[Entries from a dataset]

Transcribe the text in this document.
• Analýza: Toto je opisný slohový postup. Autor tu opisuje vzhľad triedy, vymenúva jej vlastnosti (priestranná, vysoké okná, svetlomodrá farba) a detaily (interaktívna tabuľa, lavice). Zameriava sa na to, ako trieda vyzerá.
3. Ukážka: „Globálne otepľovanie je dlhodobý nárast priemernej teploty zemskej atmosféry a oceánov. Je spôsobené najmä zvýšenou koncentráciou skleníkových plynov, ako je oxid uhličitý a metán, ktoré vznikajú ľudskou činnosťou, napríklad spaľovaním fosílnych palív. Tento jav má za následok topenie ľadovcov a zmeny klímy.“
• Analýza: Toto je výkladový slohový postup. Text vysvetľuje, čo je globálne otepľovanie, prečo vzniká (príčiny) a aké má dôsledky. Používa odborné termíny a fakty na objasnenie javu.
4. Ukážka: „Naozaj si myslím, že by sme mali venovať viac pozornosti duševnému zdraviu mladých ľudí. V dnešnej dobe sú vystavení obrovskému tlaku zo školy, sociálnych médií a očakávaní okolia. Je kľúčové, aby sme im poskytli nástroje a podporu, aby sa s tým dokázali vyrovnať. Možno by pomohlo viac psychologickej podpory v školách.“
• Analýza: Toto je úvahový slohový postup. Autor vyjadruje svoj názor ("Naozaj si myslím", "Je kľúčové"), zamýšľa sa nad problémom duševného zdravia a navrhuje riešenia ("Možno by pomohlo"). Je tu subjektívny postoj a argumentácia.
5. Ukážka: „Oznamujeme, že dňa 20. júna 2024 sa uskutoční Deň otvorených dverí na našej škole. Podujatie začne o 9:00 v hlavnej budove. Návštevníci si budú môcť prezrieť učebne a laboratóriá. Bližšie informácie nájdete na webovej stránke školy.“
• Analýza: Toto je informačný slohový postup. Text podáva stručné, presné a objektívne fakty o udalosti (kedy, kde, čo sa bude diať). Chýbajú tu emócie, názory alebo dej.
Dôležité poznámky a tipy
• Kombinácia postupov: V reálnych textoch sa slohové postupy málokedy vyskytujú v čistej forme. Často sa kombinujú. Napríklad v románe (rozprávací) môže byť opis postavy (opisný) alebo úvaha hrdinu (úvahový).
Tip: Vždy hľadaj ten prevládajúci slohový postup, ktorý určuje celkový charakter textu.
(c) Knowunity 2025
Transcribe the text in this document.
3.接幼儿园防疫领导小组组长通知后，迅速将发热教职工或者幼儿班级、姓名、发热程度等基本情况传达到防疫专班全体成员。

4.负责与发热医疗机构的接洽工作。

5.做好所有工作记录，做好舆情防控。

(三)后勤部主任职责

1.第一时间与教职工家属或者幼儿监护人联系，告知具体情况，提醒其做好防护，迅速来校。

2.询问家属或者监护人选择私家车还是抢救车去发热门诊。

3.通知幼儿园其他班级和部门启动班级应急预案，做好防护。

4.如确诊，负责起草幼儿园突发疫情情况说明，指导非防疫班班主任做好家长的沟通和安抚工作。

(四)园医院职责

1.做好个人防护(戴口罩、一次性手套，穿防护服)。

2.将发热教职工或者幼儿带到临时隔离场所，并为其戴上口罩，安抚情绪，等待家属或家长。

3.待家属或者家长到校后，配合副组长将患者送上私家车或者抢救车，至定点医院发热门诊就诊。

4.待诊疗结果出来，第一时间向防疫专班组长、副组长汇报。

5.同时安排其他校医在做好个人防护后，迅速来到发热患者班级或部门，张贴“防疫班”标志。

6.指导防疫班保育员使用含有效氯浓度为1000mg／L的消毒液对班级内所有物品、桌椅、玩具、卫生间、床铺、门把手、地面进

## Written exercise
Search the records above for "otepľovanie". Copy each line where it is found.

## Exercise result
3. Ukážka: „Globálne otepľovanie je dlhodobý nárast priemernej teploty zemskej atmosféry a oceánov. Je spôsobené najmä zvýšenou koncentráciou skleníkových plynov, ako je oxid uhličitý a metán, ktoré vznikajú ľudskou činnosťou, napríklad spaľovaním fosílnych palív. Tento jav má za následok topenie ľadovcov a zmeny klímy.“
• Analýza: Toto je výkladový slohový postup. Text vysvetľuje, čo je globálne otepľovanie, prečo vzniká (príčiny) a aké má dôsledky. Používa odborné termíny a fakty na objasnenie javu.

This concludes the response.